[Chart and figure data]
========

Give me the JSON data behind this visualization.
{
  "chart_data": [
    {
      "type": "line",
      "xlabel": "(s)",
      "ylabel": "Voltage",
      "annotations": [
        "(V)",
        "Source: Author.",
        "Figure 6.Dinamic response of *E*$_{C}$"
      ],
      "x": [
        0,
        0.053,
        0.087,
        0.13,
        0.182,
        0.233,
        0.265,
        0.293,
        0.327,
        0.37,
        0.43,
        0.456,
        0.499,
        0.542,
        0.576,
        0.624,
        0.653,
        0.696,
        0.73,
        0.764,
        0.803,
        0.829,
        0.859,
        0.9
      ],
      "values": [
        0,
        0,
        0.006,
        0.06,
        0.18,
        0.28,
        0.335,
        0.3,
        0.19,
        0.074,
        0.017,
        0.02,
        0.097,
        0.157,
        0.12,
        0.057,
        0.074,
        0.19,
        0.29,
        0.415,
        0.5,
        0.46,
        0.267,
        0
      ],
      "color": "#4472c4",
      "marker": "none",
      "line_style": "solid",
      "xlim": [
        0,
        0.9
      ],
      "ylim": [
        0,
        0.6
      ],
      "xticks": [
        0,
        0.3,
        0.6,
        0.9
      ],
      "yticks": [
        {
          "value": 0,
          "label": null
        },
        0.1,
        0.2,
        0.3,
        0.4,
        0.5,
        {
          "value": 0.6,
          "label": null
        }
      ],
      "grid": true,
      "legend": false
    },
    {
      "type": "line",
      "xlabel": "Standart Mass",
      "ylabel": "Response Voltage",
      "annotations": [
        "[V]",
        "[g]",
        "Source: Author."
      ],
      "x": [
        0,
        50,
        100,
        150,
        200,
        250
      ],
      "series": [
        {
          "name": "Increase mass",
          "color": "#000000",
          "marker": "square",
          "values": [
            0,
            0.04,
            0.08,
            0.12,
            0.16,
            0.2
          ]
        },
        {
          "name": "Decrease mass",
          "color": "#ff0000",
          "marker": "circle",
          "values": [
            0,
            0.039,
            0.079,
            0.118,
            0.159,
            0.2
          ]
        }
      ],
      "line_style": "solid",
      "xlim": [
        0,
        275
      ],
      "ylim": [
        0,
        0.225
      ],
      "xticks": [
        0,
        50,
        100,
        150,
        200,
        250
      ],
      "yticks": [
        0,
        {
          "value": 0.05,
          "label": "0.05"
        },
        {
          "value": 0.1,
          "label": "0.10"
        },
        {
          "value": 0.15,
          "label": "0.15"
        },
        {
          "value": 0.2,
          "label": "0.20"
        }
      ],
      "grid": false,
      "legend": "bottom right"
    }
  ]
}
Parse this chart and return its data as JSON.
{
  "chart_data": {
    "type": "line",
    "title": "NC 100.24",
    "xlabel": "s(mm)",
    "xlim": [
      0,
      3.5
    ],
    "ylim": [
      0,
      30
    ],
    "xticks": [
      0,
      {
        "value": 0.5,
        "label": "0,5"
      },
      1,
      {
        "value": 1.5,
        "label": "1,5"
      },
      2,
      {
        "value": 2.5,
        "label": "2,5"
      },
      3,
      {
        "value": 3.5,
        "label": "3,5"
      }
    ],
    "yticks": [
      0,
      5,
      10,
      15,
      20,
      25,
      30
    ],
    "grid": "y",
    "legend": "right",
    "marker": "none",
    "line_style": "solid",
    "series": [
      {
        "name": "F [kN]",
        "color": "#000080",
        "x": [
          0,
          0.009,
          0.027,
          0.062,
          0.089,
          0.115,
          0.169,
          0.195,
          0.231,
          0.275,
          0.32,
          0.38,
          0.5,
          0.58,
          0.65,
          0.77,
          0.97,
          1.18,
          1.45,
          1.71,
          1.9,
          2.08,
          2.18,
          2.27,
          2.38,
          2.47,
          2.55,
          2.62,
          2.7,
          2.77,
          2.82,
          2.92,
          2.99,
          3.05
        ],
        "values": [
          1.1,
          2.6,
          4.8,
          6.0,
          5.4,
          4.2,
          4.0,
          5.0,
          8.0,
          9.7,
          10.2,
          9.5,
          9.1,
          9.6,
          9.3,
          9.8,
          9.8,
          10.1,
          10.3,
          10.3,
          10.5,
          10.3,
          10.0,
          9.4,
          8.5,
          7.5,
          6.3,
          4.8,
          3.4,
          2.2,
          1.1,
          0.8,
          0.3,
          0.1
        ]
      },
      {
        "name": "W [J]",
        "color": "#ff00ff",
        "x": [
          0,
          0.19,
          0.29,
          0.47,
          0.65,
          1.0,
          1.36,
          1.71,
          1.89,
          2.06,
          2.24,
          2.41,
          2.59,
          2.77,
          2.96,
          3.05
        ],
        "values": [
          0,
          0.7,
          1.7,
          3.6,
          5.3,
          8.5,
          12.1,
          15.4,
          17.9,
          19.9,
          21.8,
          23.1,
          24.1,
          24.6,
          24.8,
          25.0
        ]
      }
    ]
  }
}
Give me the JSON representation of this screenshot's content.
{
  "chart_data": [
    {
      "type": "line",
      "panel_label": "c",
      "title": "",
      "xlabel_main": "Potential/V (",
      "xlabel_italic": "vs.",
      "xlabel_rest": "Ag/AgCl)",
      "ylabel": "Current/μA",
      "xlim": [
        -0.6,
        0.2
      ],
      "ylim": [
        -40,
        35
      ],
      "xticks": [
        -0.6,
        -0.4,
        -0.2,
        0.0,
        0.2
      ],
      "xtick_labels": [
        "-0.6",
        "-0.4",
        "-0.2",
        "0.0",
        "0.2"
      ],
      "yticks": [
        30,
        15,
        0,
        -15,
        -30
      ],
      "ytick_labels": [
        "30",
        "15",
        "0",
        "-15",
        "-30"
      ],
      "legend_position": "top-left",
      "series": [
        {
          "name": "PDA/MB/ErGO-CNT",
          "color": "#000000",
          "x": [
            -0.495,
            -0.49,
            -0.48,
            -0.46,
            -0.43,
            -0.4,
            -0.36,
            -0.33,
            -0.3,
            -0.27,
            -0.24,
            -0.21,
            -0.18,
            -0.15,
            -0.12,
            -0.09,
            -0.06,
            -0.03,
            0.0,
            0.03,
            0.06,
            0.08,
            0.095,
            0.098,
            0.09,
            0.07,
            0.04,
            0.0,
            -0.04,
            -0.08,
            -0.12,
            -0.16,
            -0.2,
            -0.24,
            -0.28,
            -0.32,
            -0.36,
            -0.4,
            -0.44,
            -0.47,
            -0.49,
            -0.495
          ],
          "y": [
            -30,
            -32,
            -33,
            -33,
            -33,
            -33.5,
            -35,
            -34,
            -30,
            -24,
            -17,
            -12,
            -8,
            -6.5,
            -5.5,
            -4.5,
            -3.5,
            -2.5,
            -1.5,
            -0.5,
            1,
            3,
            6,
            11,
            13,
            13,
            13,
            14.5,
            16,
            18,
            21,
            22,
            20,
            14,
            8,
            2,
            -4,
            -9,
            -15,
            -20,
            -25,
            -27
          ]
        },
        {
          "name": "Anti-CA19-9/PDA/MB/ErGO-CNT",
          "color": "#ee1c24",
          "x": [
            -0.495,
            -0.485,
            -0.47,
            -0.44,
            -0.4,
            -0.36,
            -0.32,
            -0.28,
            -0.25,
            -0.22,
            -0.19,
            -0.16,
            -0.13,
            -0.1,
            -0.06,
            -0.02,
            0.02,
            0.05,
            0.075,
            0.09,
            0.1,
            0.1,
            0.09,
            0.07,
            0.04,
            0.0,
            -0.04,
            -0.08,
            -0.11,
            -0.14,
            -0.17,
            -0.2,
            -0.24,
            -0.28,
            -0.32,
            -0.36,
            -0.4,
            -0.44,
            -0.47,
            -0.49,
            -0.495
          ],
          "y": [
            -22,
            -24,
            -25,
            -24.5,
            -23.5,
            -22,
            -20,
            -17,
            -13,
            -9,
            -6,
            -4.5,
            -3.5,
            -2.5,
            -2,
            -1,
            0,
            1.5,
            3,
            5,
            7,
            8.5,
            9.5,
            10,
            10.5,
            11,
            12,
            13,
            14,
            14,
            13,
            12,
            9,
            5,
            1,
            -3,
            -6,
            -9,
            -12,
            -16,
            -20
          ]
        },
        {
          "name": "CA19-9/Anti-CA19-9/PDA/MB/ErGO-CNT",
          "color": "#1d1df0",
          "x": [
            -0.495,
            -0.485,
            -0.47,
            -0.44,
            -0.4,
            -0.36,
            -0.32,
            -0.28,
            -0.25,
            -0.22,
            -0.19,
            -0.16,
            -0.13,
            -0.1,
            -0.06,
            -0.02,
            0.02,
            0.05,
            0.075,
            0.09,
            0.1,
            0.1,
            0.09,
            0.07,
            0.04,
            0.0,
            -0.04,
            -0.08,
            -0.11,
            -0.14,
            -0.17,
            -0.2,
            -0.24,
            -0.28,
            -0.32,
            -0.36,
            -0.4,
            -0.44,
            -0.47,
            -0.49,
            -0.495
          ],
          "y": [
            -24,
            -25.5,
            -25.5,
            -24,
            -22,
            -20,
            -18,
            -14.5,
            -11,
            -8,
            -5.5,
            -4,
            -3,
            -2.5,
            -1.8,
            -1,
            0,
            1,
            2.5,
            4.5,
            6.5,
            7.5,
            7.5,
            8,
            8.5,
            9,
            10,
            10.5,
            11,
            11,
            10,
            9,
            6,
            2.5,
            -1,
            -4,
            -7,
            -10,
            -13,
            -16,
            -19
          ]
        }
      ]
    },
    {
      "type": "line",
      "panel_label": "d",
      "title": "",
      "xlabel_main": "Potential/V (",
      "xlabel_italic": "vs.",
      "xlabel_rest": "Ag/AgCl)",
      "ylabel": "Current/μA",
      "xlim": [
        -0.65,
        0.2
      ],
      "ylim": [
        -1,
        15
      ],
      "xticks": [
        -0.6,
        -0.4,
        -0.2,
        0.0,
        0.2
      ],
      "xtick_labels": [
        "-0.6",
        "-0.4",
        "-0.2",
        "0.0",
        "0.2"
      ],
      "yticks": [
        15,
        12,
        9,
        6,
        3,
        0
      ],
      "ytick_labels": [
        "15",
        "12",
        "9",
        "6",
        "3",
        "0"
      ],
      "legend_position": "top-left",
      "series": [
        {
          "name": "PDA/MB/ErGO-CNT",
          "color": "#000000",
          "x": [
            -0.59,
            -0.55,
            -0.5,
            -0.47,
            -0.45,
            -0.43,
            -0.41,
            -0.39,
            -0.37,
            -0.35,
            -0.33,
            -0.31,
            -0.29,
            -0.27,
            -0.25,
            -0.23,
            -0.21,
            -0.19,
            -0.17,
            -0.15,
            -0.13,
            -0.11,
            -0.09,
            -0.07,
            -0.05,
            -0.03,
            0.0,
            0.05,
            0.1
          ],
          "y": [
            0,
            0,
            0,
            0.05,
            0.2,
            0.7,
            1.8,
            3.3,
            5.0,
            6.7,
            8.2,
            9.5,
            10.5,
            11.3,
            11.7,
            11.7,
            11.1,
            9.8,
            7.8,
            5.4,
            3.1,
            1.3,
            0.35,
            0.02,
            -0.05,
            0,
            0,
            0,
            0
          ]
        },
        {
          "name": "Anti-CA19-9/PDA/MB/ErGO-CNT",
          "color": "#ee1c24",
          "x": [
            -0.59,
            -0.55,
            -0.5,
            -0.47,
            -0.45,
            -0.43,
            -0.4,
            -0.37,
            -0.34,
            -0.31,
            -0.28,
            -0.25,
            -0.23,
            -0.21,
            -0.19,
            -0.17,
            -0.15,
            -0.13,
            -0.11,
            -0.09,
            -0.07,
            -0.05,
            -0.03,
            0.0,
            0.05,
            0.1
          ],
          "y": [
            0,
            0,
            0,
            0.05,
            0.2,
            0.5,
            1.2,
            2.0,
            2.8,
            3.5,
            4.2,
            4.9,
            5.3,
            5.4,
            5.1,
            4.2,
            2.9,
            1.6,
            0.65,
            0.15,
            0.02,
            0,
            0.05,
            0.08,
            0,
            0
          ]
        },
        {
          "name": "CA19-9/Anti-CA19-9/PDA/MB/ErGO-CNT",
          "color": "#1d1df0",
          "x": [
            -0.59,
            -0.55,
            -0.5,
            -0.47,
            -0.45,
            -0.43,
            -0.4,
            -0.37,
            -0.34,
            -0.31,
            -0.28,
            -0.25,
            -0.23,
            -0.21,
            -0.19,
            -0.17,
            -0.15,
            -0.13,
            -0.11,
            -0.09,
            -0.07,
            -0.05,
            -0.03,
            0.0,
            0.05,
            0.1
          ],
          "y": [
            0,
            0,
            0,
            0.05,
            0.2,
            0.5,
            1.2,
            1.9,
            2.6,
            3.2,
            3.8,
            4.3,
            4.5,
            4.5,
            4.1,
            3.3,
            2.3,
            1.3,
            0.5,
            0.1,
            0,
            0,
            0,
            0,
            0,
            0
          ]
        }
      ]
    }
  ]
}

========

Work to be completed:
Only the number is wanted: how many lines in the entries above contain the string "name"?

Task result:
10